---- Data for this task
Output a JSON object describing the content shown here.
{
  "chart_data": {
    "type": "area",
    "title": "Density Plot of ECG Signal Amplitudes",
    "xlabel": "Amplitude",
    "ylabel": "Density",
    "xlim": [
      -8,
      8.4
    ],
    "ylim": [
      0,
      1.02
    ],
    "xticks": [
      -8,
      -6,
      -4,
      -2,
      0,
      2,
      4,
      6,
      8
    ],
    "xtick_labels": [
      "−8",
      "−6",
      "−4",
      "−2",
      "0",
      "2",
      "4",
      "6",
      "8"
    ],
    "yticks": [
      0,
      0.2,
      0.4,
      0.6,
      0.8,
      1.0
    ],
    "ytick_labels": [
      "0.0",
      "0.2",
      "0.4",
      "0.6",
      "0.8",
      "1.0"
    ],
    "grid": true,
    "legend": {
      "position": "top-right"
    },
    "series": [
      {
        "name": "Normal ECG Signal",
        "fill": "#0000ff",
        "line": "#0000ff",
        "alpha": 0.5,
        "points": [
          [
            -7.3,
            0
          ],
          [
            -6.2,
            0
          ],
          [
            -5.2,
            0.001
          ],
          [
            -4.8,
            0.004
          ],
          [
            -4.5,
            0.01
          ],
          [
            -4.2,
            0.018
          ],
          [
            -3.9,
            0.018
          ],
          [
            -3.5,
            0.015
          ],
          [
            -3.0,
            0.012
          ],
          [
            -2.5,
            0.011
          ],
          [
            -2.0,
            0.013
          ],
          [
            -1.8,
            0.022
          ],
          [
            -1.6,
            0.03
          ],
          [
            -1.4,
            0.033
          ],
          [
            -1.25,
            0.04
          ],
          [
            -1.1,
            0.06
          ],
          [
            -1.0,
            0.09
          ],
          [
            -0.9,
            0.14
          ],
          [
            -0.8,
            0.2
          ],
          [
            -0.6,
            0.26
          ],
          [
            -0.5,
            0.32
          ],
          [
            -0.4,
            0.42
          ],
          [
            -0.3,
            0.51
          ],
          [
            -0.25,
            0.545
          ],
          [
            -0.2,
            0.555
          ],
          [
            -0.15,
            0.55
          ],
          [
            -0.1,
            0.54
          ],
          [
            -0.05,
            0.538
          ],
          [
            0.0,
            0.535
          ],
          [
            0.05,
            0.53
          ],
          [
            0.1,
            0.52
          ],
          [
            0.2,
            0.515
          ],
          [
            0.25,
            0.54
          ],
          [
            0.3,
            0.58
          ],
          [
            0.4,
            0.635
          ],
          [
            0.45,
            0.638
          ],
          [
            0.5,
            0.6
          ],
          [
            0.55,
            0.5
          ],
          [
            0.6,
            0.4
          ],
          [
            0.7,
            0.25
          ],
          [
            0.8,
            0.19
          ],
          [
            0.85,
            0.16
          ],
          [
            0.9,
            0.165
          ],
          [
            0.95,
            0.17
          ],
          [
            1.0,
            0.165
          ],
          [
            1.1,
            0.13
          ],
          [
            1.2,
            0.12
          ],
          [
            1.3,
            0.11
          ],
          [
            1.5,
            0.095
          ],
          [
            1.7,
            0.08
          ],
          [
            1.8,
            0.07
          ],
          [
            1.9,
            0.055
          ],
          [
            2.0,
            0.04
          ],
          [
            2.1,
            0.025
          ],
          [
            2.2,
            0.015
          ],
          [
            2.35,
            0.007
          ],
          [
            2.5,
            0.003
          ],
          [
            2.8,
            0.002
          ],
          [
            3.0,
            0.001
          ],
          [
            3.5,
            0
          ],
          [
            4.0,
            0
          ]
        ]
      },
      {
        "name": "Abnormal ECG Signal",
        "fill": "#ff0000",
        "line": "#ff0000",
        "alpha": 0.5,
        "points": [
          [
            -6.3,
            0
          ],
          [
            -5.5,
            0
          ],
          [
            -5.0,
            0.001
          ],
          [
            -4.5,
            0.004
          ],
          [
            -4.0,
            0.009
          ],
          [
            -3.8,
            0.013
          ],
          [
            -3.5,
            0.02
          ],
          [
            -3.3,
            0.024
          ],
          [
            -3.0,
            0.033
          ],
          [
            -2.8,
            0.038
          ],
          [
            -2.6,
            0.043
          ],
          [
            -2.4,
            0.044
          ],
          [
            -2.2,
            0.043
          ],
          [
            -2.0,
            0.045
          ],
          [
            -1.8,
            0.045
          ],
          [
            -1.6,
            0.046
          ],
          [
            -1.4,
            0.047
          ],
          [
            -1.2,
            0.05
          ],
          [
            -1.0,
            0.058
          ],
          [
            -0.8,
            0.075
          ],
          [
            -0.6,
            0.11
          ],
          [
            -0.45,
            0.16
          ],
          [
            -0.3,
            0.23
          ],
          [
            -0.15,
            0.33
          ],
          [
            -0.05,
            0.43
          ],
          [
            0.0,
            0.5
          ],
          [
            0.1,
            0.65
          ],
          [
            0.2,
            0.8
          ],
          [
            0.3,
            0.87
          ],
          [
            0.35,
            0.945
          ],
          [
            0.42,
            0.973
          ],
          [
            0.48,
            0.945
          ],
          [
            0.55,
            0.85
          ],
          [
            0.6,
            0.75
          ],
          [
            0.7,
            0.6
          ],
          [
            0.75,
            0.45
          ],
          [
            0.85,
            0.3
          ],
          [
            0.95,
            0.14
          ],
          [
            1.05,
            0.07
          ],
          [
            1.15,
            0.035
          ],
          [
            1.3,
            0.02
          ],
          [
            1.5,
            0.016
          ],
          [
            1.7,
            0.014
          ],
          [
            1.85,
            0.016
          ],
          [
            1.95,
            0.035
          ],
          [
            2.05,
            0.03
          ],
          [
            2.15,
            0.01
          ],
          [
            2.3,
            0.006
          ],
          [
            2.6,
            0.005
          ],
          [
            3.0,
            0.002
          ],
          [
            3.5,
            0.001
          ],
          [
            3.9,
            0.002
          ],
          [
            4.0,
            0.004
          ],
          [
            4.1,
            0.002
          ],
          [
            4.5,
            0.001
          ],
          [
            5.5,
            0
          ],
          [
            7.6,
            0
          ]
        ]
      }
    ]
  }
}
--------
- **Your task**
In the records above, locate every line with the string "Signal" and copy it.

- **Output for this exercise**
    "title": "Density Plot of ECG Signal Amplitudes",
        "name": "Normal ECG Signal",
        "name": "Abnormal ECG Signal",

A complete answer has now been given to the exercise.